PAGE EXCERPT
----

These together then make for the deadly concoction of labour unrest, building collapse and deaths in fire. Tazreen, Spectrum and Rana Plaza are born and repeated over and over.
Leading non-profit advocacy organisation, the International Labour Rights Forum in its document -- Deadly Secrets -- shed light on the greed merchants. The relationship between poor purchasing practices and dangerous working conditions is not rocket science, it observes.
The World Bank too notes that the "price and compliance decisions of buyers are not synchronised."
Angry at the apparent nonchalance of world's top buyers, the Clean Clothes Campaign has accused them of criminal negligence.
For cheap price, these brands choose factories that are virtual death traps.
On paper, the buyers may do a lot of tall talks. Take Primark as an example. The garment factories inside Rana Plaza that collapsed in Savar leaving 381 people dead were making products for Primark, a UK-based company.
Let's check what its website says about ethical business. "Primark works closely with the suppliers and factories that produce its goods. It provides training for suppliers, factories and its own buyers so that they understand ethical issues. "The role of Primark buyers is important in helping to support ethical business practices. When selecting new suppliers and factories, Primark requires them to go through a selection process.

----

RECORD EXCERPTS
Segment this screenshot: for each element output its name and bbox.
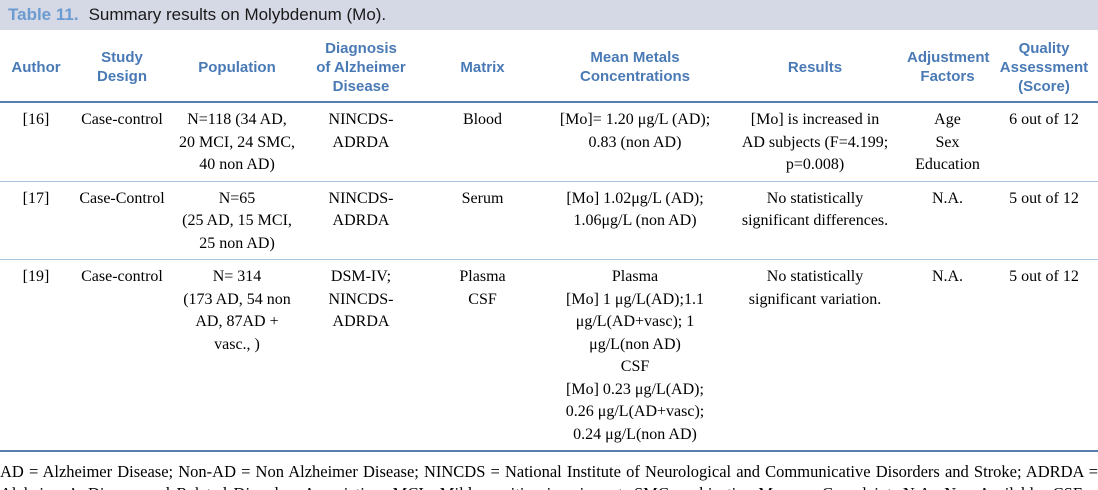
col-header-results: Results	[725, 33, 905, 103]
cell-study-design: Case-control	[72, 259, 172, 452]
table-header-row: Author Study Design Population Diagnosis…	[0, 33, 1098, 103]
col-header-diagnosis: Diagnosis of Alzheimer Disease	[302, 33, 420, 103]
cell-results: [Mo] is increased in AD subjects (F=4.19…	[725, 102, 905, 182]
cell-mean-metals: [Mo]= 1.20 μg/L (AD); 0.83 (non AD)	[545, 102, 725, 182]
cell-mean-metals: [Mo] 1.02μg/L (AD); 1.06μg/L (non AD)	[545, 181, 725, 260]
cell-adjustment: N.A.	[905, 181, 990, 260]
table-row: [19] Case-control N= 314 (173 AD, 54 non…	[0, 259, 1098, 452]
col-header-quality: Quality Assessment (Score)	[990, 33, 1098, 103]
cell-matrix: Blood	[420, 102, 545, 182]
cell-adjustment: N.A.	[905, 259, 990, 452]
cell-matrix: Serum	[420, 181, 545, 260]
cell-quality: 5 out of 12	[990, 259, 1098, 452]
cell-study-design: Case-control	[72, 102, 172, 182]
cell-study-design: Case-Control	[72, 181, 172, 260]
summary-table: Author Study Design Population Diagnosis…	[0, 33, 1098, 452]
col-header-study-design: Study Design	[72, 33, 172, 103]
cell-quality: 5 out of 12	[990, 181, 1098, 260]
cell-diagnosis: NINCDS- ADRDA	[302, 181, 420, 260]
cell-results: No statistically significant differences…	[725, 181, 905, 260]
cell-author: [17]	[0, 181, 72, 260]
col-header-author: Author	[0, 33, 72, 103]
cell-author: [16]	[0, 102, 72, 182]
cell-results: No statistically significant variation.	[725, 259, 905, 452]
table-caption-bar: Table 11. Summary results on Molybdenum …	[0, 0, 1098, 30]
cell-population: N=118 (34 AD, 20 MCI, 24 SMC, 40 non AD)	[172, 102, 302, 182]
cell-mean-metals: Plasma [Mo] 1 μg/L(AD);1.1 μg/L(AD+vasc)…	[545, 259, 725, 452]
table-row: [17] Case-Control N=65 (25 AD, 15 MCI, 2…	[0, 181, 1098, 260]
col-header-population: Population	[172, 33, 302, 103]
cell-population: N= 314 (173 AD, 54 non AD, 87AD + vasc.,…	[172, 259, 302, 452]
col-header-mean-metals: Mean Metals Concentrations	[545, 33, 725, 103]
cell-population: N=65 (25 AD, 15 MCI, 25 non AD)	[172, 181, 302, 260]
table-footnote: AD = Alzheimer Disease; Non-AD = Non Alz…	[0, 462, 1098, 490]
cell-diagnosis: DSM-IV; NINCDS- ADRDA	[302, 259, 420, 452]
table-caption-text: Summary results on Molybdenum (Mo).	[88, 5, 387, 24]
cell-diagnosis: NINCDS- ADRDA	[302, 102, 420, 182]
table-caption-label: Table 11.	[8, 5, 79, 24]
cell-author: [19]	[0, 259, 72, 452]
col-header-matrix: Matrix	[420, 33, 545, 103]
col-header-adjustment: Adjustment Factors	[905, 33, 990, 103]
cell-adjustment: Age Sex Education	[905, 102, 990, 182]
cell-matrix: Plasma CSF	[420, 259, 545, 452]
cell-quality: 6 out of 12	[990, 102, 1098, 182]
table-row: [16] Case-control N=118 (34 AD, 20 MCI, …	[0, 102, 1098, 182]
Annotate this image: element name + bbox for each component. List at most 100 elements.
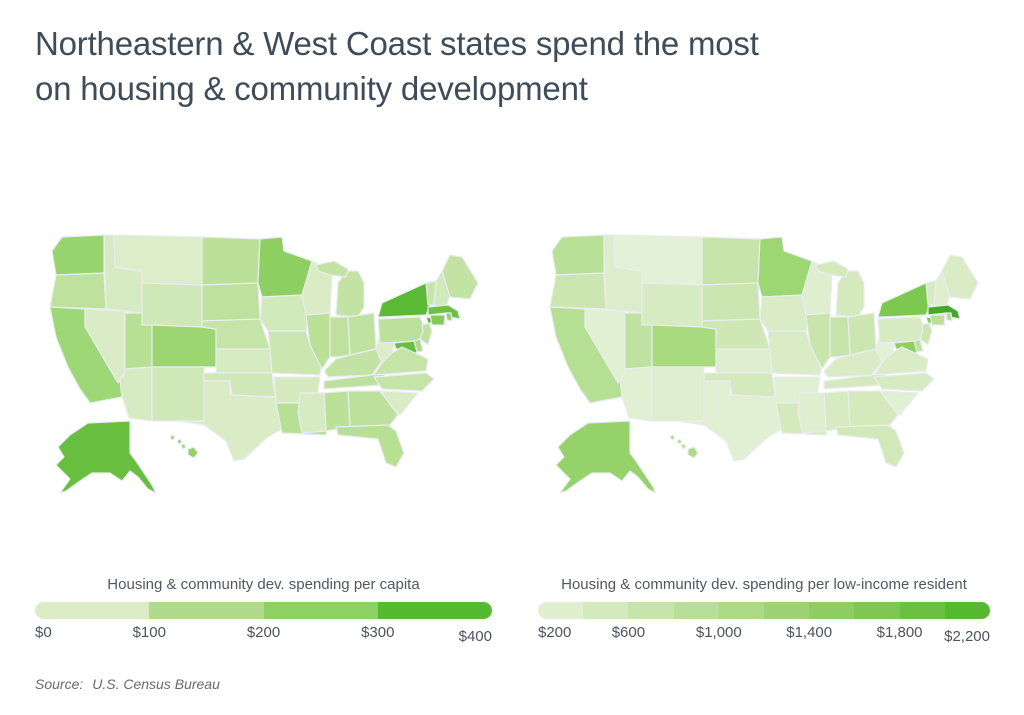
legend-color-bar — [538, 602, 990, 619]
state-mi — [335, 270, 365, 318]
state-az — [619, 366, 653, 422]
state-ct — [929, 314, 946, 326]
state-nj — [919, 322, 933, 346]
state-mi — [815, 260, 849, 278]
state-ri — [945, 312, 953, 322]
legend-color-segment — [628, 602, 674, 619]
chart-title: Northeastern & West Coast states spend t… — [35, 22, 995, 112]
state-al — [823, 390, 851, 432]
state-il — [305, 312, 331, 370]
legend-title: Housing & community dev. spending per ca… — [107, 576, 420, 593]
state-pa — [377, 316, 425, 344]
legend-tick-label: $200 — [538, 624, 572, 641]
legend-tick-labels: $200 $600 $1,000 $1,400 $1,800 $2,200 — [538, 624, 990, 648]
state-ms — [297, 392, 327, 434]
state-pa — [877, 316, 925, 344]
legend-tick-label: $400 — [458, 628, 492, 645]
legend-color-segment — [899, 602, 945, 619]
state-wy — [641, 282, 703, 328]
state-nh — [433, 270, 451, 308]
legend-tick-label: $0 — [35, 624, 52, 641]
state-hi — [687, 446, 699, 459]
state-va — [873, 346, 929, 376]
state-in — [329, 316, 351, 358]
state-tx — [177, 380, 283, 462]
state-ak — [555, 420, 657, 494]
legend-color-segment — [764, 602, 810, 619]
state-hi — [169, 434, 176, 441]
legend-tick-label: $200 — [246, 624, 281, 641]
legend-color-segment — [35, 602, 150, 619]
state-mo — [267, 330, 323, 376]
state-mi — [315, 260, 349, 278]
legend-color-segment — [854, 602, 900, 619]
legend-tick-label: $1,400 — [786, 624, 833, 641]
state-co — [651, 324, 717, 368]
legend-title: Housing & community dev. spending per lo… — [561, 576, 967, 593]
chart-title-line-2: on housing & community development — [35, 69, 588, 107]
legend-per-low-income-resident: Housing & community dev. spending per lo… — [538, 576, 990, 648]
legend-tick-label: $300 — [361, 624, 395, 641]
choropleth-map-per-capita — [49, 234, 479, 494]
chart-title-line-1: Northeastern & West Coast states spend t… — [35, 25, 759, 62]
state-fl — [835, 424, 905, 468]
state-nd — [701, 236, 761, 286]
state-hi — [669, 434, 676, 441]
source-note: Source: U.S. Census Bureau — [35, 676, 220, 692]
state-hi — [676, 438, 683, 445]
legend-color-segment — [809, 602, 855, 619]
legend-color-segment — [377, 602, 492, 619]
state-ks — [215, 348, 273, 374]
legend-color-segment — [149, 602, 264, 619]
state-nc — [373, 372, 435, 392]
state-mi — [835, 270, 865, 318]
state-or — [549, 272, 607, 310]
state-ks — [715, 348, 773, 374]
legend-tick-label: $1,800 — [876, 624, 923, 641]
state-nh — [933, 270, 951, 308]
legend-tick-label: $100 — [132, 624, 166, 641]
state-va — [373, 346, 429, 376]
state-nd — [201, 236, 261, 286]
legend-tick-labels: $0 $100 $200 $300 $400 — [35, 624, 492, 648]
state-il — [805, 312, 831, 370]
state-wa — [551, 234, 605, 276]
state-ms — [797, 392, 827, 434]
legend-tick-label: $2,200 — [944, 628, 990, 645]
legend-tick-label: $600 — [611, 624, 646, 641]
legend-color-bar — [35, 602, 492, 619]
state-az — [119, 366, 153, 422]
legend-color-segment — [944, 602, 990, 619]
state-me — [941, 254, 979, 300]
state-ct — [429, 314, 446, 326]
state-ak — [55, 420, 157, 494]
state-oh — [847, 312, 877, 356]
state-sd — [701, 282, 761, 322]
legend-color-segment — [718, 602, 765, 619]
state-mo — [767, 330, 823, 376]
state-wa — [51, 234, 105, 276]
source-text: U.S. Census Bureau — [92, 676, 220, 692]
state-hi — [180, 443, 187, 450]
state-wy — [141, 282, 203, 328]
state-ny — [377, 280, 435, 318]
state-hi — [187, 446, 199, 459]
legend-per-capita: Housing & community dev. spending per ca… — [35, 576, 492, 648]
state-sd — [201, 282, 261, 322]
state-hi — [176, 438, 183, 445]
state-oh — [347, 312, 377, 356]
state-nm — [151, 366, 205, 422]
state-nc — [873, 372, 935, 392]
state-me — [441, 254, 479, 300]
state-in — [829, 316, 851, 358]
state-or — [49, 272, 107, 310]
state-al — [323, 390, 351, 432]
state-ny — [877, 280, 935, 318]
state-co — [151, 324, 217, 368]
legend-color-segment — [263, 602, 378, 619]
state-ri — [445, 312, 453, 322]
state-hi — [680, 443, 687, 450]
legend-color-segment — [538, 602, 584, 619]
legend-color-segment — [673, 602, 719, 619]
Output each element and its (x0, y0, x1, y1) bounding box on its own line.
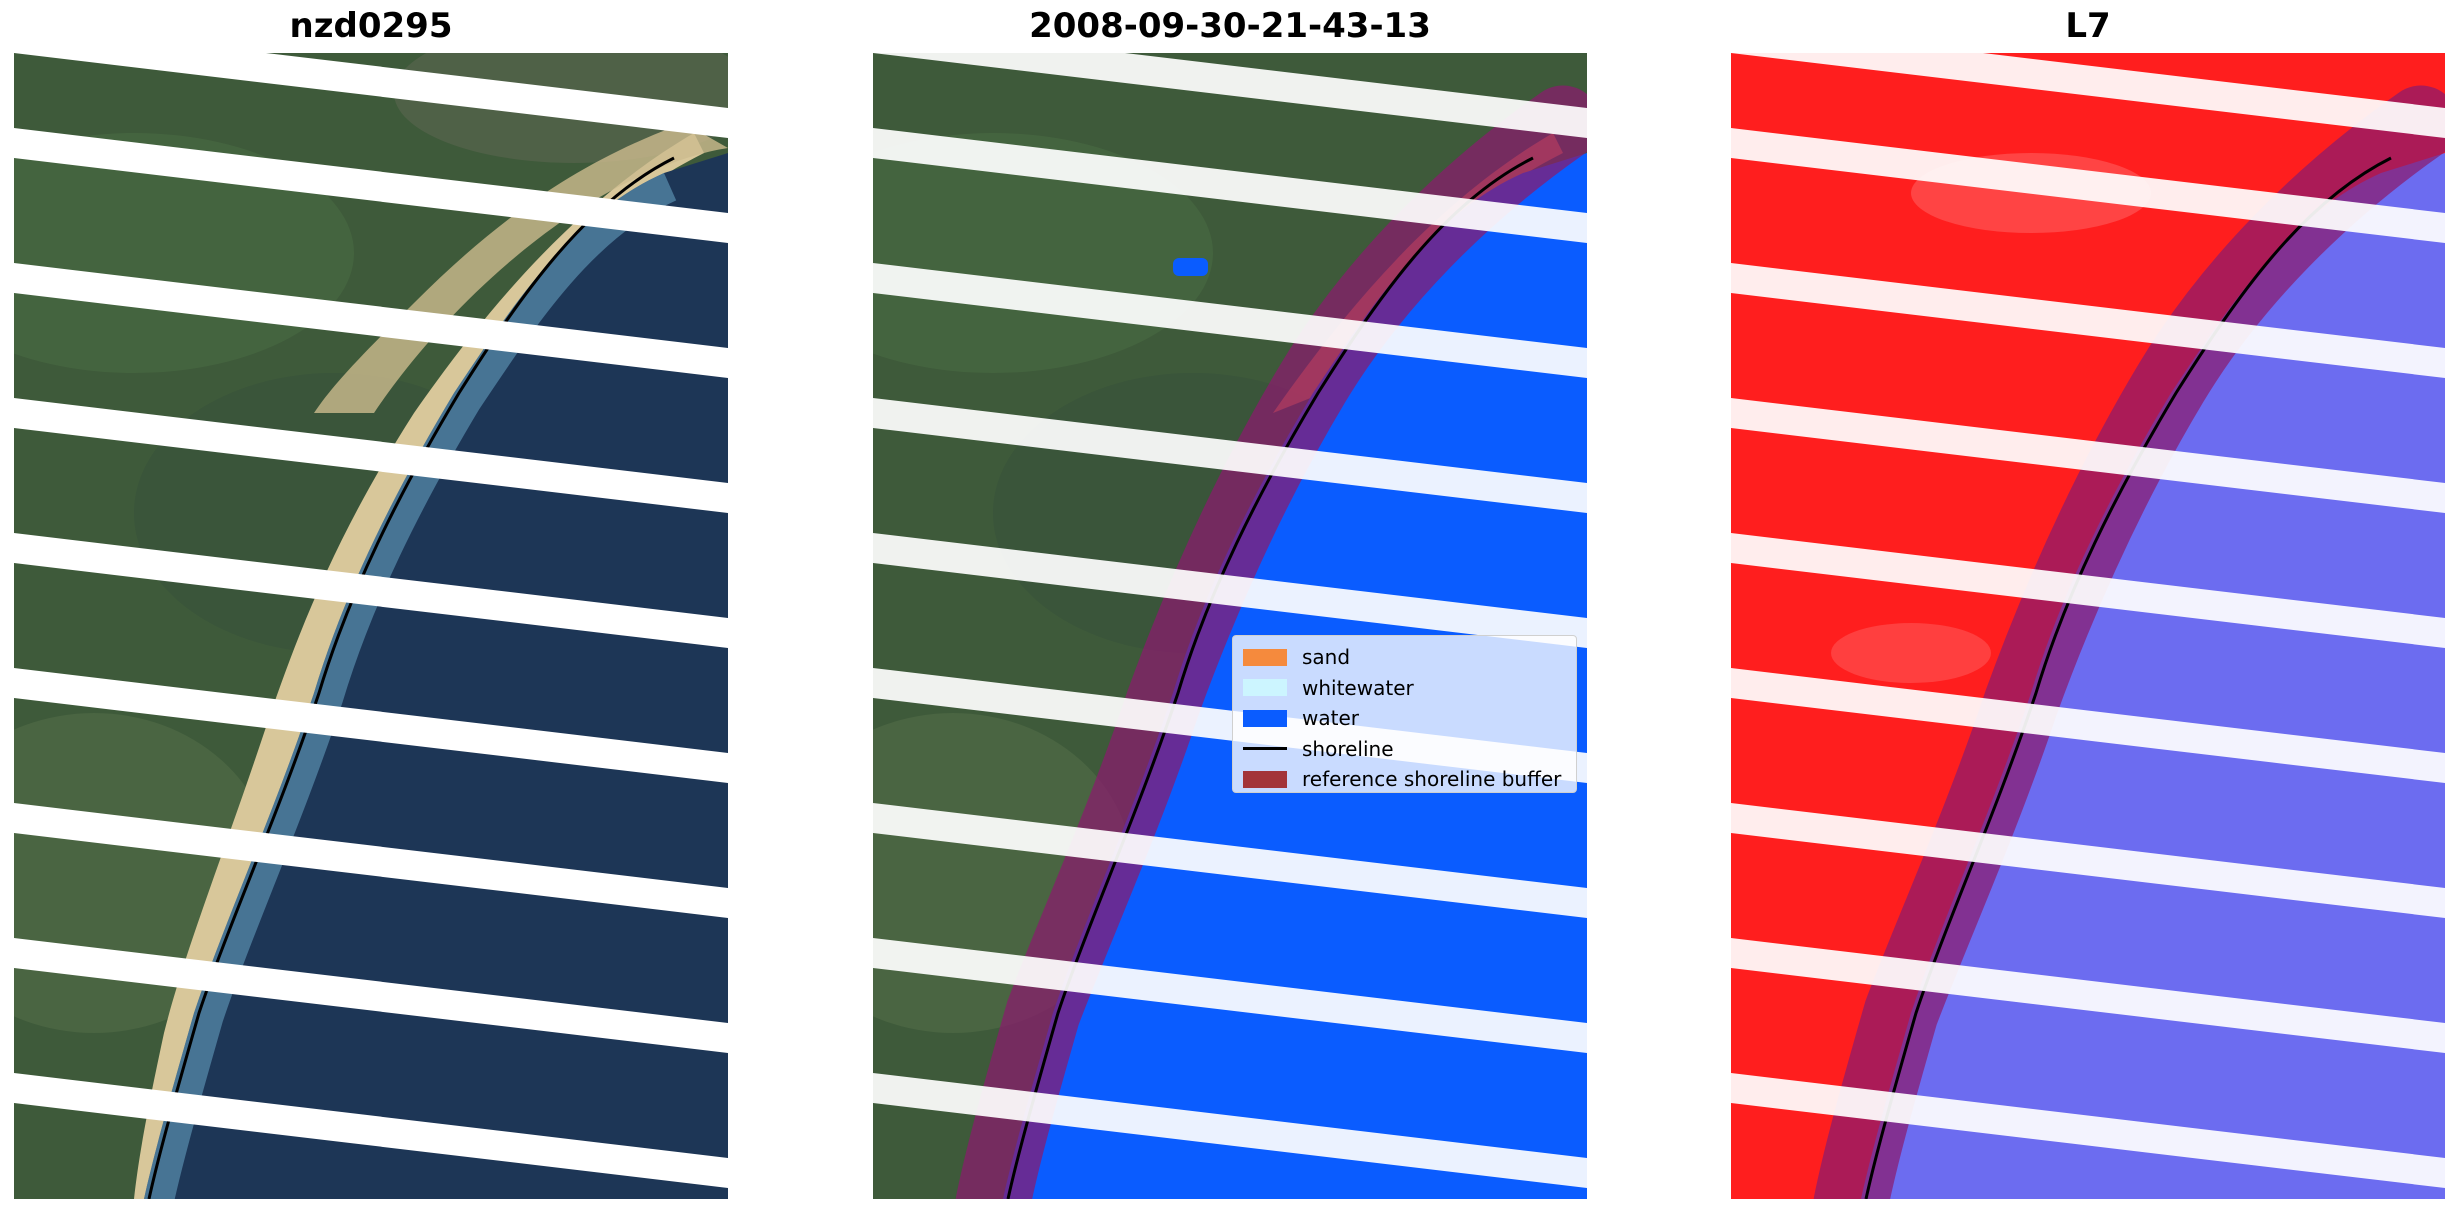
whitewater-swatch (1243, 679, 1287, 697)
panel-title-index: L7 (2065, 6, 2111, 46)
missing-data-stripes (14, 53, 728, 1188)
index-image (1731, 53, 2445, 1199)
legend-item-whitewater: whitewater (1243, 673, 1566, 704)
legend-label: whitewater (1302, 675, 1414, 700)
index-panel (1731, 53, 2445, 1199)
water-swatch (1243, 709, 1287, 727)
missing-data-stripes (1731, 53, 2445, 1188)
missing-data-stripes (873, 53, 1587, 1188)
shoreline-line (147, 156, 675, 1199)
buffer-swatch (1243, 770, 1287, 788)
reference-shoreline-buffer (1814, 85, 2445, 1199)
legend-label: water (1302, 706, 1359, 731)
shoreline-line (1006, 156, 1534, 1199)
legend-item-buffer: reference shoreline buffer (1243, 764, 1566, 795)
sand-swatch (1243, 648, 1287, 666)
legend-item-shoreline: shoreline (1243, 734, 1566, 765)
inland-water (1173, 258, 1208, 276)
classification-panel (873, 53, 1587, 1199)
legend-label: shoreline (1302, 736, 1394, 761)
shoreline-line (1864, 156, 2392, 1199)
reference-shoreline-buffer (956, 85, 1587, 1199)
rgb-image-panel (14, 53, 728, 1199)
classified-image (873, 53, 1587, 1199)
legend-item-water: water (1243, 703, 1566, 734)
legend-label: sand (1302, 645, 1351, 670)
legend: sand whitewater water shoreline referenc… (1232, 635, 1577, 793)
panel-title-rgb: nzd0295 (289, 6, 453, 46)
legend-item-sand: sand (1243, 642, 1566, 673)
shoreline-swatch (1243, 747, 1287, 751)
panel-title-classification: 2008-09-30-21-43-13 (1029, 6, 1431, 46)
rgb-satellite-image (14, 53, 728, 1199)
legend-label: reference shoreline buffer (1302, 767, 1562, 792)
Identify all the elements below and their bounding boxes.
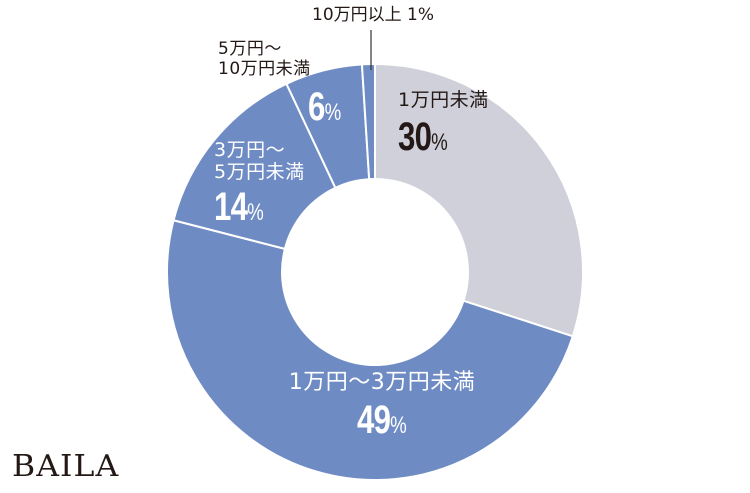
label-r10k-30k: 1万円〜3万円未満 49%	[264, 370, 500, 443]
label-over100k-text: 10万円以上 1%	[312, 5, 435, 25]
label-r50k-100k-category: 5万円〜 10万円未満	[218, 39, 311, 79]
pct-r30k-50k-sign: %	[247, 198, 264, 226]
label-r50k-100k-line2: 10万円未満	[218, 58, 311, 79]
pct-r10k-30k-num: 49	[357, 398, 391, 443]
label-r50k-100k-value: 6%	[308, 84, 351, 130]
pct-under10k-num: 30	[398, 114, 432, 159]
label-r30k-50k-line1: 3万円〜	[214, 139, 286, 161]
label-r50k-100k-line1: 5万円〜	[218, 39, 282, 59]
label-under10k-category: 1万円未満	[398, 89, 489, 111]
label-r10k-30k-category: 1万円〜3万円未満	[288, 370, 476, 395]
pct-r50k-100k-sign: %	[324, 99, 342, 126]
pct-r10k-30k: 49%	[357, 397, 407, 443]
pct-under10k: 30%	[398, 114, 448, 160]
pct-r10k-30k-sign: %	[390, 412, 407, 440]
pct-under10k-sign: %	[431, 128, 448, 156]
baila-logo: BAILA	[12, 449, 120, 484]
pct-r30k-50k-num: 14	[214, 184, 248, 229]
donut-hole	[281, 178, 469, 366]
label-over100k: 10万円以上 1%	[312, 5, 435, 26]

----

TASKS TO COMPLETE
**A.** Print everything in the entries from the line containing "33, 905, 103]" down to the line containing "cell-population: N=118 (34", including both of those lines.
**B.** Write what comes next in the passage on clothing buyers and garment factory safety, starting after its last sentence.

EXPECTED RESPONSES
**A.**
col-header-results: Results	[725, 33, 905, 103]
cell-study-design: Case-control	[72, 259, 172, 452]
table-header-row: Author Study Design Population Diagnosis…	[0, 33, 1098, 103]
col-header-diagnosis: Diagnosis of Alzheimer Disease	[302, 33, 420, 103]
cell-results: [Mo] is increased in AD subjects (F=4.19…	[725, 102, 905, 182]
cell-mean-metals: [Mo]= 1.20 μg/L (AD); 0.83 (non AD)	[545, 102, 725, 182]
cell-mean-metals: [Mo] 1.02μg/L (AD); 1.06μg/L (non AD)	[545, 181, 725, 260]
cell-adjustment: N.A.	[905, 181, 990, 260]
table-row: [19] Case-control N= 314 (173 AD, 54 non…	[0, 259, 1098, 452]
col-header-quality: Quality Assessment (Score)	[990, 33, 1098, 103]
cell-matrix: Blood	[420, 102, 545, 182]
cell-adjustment: N.A.	[905, 259, 990, 452]
cell-matrix: Serum	[420, 181, 545, 260]
cell-quality: 5 out of 12	[990, 259, 1098, 452]
cell-study-design: Case-control	[72, 102, 172, 182]
cell-study-design: Case-Control	[72, 181, 172, 260]
summary-table: Author Study Design Population Diagnosis…	[0, 33, 1098, 452]
col-header-study-design: Study Design	[72, 33, 172, 103]
cell-quality: 5 out of 12	[990, 181, 1098, 260]
cell-diagnosis: NINCDS- ADRDA	[302, 181, 420, 260]
cell-results: No statistically significant differences…	[725, 181, 905, 260]
cell-author: [17]	[0, 181, 72, 260]
col-header-author: Author	[0, 33, 72, 103]
cell-author: [16]	[0, 102, 72, 182]
cell-results: No statistically significant variation.	[725, 259, 905, 452]
table-caption-bar: Table 11. Summary results on Molybdenum …	[0, 0, 1098, 30]
cell-population: N=118 (34 AD, 20 MCI, 24 SMC, 40 non AD)	[172, 102, 302, 182]

**B.**
This enables Primark to establish if working conditions are appropriate or if improvements are necessary before the supplier can be approved." And then it says Primark's code of conduct states that within its supply chain working conditions are safe and hygienic.
The Savar tragedy only shows how empty these promises are for end customers. It certainly shows little care about the factory set-up and the working conditions where the workers are coerced into joining work.
Global opinion is almost similar: the buyers should do more to ensure work place safety. The labour organisations and NGOs have long been pressing them to agree on a uniform fire-free safety formula. The formula is agreeable but not the proposal that binds buyers to fork out money on the programme. Money prevailed over life.